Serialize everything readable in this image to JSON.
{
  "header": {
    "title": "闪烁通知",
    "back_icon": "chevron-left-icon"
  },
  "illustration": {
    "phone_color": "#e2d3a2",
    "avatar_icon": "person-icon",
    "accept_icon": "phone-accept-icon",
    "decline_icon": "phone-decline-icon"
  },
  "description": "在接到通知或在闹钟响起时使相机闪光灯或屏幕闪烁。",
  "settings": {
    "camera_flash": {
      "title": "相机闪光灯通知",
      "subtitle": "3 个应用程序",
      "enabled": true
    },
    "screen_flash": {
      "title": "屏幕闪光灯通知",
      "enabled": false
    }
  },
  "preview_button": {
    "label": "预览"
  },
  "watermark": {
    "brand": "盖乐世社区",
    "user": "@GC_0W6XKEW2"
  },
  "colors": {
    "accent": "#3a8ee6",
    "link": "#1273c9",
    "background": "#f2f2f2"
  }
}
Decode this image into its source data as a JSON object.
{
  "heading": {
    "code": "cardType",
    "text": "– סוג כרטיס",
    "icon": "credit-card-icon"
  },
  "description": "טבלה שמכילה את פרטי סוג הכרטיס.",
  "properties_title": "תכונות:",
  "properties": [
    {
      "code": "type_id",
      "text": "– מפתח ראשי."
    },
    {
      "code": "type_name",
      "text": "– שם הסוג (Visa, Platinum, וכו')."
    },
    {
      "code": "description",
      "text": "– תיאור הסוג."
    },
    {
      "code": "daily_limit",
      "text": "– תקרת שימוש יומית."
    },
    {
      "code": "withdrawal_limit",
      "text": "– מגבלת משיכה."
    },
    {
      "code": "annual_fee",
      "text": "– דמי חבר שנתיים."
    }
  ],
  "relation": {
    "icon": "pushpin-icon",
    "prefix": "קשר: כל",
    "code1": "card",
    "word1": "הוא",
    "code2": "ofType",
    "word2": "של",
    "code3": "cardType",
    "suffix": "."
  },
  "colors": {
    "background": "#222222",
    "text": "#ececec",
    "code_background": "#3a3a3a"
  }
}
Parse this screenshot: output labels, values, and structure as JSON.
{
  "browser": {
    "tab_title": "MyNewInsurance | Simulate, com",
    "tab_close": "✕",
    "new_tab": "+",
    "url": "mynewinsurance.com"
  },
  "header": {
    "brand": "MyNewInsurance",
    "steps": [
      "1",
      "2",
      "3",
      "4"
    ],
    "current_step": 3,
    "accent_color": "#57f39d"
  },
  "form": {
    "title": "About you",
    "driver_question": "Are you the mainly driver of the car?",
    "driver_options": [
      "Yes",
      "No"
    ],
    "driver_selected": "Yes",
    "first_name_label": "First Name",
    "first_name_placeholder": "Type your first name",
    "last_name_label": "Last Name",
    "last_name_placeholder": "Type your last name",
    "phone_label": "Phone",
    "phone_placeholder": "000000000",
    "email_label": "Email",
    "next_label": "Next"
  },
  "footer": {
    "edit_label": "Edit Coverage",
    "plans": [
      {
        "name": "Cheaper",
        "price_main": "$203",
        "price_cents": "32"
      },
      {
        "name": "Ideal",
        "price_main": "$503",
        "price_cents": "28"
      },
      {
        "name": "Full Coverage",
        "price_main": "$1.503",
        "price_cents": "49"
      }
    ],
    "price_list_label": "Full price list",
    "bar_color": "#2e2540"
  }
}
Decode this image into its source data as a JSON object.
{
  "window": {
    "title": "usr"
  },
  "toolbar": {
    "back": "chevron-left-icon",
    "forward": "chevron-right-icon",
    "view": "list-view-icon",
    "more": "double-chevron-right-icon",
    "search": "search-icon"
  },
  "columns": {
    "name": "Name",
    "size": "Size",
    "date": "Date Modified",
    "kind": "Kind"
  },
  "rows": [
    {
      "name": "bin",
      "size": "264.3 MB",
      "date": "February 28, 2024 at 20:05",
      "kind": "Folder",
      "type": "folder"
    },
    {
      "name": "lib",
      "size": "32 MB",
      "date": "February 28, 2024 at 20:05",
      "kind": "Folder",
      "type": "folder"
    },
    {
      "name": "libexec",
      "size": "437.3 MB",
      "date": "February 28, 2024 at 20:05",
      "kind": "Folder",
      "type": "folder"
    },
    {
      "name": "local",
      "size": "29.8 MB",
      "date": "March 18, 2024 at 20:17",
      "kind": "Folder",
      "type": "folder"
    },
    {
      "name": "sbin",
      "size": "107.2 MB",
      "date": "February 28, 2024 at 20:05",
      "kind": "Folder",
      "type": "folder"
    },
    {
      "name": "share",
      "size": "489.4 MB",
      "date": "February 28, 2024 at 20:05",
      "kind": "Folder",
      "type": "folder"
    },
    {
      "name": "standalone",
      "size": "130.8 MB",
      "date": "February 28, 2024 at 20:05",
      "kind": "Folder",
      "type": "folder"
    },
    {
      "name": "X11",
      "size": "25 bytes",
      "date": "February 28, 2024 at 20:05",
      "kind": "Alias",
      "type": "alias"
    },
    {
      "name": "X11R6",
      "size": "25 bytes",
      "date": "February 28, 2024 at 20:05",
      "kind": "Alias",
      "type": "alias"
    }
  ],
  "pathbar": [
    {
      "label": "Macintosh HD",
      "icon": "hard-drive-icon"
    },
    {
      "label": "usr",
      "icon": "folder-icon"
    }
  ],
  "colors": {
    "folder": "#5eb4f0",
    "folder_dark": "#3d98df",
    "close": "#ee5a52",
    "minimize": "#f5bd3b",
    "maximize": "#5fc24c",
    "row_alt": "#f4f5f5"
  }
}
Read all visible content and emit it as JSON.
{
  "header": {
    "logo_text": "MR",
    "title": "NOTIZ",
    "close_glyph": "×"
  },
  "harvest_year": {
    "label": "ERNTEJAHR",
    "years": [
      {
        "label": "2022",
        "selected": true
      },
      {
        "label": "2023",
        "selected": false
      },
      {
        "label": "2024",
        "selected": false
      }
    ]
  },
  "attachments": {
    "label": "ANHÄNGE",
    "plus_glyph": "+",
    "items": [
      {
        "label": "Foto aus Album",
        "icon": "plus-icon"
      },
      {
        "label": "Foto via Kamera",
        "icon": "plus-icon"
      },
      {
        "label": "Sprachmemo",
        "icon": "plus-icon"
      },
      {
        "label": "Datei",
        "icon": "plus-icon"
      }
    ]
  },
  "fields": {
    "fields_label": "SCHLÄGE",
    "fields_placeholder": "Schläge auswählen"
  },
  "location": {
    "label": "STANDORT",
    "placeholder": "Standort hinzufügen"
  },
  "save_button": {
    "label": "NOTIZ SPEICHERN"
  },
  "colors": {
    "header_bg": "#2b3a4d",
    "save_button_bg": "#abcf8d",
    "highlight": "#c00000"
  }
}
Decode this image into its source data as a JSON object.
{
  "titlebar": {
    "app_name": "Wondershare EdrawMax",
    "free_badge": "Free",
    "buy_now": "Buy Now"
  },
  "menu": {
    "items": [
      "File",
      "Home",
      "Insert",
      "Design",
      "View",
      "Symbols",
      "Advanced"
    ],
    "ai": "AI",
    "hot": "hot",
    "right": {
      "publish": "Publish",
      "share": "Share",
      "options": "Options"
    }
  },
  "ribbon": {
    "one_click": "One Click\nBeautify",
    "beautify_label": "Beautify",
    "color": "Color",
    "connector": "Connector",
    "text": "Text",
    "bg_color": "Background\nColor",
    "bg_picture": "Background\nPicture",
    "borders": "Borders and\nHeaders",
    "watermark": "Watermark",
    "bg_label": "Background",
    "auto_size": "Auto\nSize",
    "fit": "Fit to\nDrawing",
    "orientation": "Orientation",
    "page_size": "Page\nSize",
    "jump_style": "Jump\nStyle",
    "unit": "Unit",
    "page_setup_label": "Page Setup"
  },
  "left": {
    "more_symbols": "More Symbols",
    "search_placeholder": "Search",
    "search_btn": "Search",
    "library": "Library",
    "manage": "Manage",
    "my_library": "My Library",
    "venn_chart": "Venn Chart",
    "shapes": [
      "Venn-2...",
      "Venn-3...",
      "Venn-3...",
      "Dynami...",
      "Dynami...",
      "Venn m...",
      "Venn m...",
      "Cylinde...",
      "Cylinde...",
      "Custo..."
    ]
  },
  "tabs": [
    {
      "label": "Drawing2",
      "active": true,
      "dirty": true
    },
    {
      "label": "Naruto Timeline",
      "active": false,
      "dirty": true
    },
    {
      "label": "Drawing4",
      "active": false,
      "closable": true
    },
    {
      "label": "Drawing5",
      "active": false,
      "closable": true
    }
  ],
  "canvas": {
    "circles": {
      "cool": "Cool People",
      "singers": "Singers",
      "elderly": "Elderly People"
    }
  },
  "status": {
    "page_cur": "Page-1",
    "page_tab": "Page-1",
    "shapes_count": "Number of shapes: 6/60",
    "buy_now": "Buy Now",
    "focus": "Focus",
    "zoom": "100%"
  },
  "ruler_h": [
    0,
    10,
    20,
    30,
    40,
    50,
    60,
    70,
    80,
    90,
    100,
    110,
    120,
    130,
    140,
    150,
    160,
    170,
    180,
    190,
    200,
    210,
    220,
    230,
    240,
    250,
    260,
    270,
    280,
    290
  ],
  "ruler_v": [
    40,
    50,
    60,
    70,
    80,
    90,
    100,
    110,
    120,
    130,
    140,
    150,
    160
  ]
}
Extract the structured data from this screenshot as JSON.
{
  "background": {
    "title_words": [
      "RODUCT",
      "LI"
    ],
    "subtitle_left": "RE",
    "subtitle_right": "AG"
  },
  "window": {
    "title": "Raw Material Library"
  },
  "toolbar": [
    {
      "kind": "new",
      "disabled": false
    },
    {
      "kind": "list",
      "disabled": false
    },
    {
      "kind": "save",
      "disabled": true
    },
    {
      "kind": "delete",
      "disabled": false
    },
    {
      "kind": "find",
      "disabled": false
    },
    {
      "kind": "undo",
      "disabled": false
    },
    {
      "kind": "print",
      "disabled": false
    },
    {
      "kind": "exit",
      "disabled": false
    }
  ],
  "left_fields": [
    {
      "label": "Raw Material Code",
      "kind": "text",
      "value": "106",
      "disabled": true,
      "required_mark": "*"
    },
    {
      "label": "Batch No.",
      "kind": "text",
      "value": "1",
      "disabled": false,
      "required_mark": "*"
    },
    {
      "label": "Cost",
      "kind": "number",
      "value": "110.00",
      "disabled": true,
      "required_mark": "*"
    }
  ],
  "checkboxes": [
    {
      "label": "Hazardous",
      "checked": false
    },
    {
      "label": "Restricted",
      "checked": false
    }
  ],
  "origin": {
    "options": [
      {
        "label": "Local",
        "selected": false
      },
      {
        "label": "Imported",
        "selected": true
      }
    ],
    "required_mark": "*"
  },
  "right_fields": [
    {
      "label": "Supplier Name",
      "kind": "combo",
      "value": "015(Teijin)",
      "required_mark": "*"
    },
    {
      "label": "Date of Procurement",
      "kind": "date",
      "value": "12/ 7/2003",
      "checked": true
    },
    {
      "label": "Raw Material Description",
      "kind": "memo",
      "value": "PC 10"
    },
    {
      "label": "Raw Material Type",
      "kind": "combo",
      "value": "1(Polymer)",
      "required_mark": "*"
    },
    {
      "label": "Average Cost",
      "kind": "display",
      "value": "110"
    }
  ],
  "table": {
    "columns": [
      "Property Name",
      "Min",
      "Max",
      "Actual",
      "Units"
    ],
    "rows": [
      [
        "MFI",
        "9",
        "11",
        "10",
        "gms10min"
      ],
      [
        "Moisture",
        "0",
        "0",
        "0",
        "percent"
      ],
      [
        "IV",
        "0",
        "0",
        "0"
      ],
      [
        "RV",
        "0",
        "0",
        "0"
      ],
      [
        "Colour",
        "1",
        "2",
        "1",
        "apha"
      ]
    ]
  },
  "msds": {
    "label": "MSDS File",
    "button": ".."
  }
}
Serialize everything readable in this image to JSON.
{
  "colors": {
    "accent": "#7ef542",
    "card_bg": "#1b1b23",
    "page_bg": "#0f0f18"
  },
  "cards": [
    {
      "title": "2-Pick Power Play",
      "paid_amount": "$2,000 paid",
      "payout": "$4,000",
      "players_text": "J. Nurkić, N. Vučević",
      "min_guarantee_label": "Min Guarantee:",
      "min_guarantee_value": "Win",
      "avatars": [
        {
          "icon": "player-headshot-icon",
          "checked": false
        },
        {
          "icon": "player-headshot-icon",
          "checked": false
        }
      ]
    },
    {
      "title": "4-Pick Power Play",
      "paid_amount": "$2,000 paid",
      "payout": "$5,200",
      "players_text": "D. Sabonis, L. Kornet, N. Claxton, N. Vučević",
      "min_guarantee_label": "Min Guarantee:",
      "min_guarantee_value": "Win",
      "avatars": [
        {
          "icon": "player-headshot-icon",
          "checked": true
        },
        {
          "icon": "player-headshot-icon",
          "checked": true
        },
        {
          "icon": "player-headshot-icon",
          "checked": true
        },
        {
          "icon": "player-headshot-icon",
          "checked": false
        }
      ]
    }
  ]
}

Your goal =>
Say how many lines in this listing hold the string "הסוג", giving the count and nothing more.

Exercise result =>
2